Copy every line in which the string "this" occurs.

───── EXERCISE MATERIALS ─────

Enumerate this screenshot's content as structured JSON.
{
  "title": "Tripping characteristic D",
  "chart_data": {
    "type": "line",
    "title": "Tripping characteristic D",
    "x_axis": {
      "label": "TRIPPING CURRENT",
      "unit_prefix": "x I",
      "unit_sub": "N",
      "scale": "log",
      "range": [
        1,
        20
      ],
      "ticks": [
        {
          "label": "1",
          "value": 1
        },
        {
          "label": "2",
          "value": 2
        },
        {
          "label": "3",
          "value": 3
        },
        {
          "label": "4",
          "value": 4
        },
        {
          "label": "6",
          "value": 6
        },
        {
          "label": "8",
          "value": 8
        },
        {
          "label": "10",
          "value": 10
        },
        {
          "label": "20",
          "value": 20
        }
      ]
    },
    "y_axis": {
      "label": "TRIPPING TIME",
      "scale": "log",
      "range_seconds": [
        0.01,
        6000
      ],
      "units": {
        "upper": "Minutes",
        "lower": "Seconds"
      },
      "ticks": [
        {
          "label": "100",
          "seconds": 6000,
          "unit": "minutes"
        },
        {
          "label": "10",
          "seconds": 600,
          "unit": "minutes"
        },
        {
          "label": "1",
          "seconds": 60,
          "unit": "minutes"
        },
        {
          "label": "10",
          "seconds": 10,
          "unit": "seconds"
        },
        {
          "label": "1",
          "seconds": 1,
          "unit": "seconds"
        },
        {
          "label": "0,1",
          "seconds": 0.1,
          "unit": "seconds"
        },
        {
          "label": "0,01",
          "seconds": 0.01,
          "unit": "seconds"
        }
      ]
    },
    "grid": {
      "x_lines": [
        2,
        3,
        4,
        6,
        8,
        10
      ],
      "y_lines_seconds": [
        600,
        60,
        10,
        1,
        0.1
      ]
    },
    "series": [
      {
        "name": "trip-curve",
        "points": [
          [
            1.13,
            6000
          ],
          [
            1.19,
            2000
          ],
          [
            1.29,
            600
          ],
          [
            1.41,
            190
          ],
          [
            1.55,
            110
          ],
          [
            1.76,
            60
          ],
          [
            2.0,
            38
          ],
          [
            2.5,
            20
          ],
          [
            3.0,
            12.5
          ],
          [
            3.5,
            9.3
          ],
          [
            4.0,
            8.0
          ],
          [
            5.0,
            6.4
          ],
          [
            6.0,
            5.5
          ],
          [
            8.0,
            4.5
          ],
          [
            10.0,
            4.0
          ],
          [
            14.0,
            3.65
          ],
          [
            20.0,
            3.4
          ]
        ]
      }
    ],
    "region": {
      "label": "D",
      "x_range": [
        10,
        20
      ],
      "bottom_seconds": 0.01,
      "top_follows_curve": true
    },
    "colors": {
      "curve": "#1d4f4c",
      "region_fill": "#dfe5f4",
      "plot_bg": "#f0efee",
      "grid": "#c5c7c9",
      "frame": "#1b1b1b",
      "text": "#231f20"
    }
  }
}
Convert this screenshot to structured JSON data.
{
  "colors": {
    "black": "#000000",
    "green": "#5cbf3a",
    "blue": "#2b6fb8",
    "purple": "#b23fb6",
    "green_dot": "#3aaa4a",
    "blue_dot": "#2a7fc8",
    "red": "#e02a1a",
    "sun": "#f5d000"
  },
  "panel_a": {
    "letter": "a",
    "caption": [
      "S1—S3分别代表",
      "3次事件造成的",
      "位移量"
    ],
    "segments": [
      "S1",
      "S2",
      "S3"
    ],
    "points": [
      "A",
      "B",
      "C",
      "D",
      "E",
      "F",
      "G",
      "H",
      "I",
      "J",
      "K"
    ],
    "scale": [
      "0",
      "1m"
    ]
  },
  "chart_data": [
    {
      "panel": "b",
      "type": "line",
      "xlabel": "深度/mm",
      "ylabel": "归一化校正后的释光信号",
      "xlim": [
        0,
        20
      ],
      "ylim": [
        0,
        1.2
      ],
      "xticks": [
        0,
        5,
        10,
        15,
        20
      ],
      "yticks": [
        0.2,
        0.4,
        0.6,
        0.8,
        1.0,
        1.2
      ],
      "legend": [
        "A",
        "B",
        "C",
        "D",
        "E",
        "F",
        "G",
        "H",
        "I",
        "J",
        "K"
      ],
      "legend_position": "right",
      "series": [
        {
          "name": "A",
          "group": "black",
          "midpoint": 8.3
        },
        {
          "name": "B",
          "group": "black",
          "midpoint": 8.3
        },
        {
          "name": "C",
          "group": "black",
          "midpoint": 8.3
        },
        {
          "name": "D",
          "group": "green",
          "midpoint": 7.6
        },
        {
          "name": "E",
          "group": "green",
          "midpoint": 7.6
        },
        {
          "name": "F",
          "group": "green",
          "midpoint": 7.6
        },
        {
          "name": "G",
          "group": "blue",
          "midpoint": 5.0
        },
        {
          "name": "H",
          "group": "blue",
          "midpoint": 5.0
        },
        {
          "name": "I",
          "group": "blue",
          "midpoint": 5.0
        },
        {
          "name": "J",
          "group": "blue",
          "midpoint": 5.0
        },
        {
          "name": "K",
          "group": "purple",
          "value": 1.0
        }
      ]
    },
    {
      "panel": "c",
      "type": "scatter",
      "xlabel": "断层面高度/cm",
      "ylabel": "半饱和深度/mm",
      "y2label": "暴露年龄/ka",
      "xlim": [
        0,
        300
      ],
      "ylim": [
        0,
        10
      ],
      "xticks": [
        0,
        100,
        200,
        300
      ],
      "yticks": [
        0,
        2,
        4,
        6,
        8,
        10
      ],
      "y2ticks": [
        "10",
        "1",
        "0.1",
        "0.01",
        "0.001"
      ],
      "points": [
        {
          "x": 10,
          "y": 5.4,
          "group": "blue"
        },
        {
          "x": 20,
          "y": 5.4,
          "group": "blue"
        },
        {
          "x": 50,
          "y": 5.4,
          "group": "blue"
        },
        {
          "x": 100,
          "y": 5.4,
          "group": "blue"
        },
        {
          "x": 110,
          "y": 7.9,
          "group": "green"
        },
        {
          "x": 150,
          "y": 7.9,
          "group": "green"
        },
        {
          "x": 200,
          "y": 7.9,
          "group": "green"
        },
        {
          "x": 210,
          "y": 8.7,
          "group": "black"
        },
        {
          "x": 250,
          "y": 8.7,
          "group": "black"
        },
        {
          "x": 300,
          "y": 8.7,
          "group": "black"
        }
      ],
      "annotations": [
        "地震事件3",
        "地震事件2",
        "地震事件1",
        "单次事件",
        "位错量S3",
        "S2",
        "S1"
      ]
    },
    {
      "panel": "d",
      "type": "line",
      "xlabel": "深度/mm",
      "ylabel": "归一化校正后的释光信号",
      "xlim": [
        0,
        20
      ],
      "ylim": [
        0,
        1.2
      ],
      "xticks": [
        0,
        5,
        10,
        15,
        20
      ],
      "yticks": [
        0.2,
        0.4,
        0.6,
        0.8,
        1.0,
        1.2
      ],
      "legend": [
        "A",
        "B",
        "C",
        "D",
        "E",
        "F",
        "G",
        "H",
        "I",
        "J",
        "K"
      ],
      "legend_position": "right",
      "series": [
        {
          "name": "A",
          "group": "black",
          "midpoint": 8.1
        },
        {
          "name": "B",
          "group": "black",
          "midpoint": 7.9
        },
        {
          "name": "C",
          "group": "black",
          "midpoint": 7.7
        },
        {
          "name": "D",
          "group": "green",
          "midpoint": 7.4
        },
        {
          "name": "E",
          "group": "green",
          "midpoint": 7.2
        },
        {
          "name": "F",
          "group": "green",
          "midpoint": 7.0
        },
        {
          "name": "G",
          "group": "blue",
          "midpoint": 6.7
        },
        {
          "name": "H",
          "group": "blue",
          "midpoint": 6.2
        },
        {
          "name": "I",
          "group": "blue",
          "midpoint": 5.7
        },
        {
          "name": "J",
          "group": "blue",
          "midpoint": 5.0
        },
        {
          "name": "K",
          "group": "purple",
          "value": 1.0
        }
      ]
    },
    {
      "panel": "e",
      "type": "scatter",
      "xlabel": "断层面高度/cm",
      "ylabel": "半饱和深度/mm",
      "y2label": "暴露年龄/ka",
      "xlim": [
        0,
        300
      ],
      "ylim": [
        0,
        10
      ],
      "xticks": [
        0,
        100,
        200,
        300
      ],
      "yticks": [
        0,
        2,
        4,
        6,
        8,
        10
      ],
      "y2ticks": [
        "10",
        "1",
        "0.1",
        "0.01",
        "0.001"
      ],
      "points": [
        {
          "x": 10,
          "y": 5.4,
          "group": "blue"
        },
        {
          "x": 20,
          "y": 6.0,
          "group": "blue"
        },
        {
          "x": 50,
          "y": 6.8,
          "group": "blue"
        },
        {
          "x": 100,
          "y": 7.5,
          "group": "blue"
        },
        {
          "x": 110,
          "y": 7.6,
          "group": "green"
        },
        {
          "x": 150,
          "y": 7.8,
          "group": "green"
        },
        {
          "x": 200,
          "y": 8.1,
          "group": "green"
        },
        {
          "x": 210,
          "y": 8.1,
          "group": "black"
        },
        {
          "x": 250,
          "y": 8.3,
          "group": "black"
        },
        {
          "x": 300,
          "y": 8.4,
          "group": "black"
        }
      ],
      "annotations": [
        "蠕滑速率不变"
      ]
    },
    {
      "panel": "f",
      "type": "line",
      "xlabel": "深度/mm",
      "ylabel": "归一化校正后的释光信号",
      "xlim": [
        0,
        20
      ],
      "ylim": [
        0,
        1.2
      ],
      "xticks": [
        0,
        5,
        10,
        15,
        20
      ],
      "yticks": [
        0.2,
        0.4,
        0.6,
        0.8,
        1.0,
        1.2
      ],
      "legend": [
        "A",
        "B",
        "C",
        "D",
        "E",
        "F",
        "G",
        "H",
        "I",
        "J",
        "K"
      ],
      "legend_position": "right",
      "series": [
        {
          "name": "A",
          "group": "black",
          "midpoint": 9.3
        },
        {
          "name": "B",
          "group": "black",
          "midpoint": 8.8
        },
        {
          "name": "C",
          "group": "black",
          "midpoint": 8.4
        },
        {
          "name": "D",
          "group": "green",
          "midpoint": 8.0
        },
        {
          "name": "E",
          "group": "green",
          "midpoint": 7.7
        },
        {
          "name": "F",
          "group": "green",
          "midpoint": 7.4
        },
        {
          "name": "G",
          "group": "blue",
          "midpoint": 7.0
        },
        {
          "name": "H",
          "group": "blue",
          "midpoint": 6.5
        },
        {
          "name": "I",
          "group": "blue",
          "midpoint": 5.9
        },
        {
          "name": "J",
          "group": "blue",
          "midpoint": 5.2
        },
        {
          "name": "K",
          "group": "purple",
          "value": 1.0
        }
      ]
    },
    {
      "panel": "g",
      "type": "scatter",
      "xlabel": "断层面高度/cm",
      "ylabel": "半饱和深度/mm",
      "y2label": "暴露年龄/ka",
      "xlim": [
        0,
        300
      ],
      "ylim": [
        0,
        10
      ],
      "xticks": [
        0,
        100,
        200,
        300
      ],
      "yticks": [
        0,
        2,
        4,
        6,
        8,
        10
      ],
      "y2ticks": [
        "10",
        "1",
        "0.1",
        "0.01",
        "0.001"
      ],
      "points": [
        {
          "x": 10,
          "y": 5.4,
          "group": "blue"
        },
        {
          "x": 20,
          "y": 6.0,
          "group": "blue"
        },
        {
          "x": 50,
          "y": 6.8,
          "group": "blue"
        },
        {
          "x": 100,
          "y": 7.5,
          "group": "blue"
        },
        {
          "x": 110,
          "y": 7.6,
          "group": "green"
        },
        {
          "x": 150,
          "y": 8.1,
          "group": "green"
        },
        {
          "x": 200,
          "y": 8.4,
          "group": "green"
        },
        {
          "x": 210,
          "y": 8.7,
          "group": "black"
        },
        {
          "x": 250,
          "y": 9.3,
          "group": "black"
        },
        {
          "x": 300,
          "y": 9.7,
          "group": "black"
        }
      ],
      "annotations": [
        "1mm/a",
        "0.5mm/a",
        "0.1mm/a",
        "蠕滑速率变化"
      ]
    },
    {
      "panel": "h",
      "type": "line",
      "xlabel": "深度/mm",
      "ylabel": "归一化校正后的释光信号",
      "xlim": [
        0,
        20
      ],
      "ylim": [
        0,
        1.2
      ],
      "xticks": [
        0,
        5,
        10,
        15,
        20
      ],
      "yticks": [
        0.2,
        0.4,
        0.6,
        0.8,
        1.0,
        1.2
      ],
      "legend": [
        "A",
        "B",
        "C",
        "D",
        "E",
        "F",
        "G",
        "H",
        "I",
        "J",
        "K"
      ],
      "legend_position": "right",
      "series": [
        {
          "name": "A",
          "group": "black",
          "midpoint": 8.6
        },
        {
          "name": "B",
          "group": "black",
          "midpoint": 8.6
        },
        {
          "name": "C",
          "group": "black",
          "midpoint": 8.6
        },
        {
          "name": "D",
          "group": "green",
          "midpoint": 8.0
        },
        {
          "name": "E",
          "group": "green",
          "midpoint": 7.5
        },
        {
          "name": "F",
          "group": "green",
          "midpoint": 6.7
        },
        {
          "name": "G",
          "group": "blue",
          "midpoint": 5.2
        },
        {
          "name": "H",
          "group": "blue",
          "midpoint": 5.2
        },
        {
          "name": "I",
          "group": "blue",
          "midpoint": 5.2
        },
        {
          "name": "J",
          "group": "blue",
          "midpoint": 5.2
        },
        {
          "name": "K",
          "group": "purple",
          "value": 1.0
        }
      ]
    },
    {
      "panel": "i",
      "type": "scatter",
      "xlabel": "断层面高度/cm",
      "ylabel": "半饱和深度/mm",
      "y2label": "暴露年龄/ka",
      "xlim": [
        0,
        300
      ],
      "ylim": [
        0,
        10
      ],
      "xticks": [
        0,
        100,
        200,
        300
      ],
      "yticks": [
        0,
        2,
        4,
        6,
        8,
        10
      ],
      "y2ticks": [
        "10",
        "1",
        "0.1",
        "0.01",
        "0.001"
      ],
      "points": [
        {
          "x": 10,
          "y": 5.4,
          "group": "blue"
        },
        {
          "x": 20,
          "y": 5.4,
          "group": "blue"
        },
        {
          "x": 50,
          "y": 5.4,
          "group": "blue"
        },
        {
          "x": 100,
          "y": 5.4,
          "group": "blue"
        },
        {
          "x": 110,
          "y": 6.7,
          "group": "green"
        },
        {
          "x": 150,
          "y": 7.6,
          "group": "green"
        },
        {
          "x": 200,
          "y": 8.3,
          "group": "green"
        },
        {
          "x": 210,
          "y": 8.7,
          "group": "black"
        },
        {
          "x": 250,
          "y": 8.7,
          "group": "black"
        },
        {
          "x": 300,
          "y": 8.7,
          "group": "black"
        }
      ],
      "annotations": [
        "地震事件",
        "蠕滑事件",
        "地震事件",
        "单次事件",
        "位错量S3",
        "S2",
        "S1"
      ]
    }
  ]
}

─────

* **WRITTEN SOLUTION**
Enumerate this screenshot's content as structured JSON.
Convert this screenshot to structured JSON data.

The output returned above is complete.